→ **Goal**
Extract each line of the data below exactly as written.

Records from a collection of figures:
-- start --
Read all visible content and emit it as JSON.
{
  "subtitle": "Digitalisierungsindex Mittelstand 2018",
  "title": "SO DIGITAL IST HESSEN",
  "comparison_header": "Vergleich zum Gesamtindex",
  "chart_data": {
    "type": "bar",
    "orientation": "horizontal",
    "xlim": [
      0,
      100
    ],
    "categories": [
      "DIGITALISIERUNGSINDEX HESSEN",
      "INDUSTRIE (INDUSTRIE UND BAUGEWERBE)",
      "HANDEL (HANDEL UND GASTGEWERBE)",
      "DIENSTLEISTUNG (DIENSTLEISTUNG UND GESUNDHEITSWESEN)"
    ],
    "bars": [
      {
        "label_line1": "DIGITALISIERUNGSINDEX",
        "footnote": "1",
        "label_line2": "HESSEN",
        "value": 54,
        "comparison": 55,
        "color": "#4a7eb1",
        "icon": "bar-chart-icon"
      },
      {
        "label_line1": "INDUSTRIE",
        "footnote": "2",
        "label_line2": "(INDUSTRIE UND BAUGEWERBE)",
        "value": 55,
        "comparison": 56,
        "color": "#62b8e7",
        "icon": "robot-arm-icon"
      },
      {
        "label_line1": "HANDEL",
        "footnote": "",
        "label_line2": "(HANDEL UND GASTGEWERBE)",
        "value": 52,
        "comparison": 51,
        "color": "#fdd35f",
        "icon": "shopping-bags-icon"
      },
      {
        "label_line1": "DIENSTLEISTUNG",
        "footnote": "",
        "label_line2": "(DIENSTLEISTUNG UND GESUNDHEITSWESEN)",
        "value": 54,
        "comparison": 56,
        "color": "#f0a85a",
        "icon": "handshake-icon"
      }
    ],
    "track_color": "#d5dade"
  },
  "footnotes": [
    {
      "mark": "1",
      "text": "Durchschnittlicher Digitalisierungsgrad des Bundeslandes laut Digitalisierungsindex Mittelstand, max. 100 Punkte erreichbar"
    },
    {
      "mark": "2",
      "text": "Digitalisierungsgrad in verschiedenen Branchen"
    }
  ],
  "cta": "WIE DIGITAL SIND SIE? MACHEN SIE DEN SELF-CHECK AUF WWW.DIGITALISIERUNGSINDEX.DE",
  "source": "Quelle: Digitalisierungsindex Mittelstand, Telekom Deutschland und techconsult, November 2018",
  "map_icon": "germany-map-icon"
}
-- end --
→ **Solution to this task**
Read all visible content and emit it as JSON.
{
  "subtitle": "Digitalisierungsindex Mittelstand 2018",
  "title": "SO DIGITAL IST HESSEN",
  "comparison_header": "Vergleich zum Gesamtindex",
  "chart_data": {
    "type": "bar",
    "orientation": "horizontal",
    "xlim": [
      0,
      100
    ],
    "categories": [
      "DIGITALISIERUNGSINDEX HESSEN",
      "INDUSTRIE (INDUSTRIE UND BAUGEWERBE)",
      "HANDEL (HANDEL UND GASTGEWERBE)",
      "DIENSTLEISTUNG (DIENSTLEISTUNG UND GESUNDHEITSWESEN)"
    ],
    "bars": [
      {
        "label_line1": "DIGITALISIERUNGSINDEX",
        "footnote": "1",
        "label_line2": "HESSEN",
        "value": 54,
        "comparison": 55,
        "color": "#4a7eb1",
        "icon": "bar-chart-icon"
      },
      {
        "label_line1": "INDUSTRIE",
        "footnote": "2",
        "label_line2": "(INDUSTRIE UND BAUGEWERBE)",
        "value": 55,
        "comparison": 56,
        "color": "#62b8e7",
        "icon": "robot-arm-icon"
      },
      {
        "label_line1": "HANDEL",
        "footnote": "",
        "label_line2": "(HANDEL UND GASTGEWERBE)",
        "value": 52,
        "comparison": 51,
        "color": "#fdd35f",
        "icon": "shopping-bags-icon"
      },
      {
        "label_line1": "DIENSTLEISTUNG",
        "footnote": "",
        "label_line2": "(DIENSTLEISTUNG UND GESUNDHEITSWESEN)",
        "value": 54,
        "comparison": 56,
        "color": "#f0a85a",
        "icon": "handshake-icon"
      }
    ],
    "track_color": "#d5dade"
  },
  "footnotes": [
    {
      "mark": "1",
      "text": "Durchschnittlicher Digitalisierungsgrad des Bundeslandes laut Digitalisierungsindex Mittelstand, max. 100 Punkte erreichbar"
    },
    {
      "mark": "2",
      "text": "Digitalisierungsgrad in verschiedenen Branchen"
    }
  ],
  "cta": "WIE DIGITAL SIND SIE? MACHEN SIE DEN SELF-CHECK AUF WWW.DIGITALISIERUNGSINDEX.DE",
  "source": "Quelle: Digitalisierungsindex Mittelstand, Telekom Deutschland und techconsult, November 2018",
  "map_icon": "germany-map-icon"
}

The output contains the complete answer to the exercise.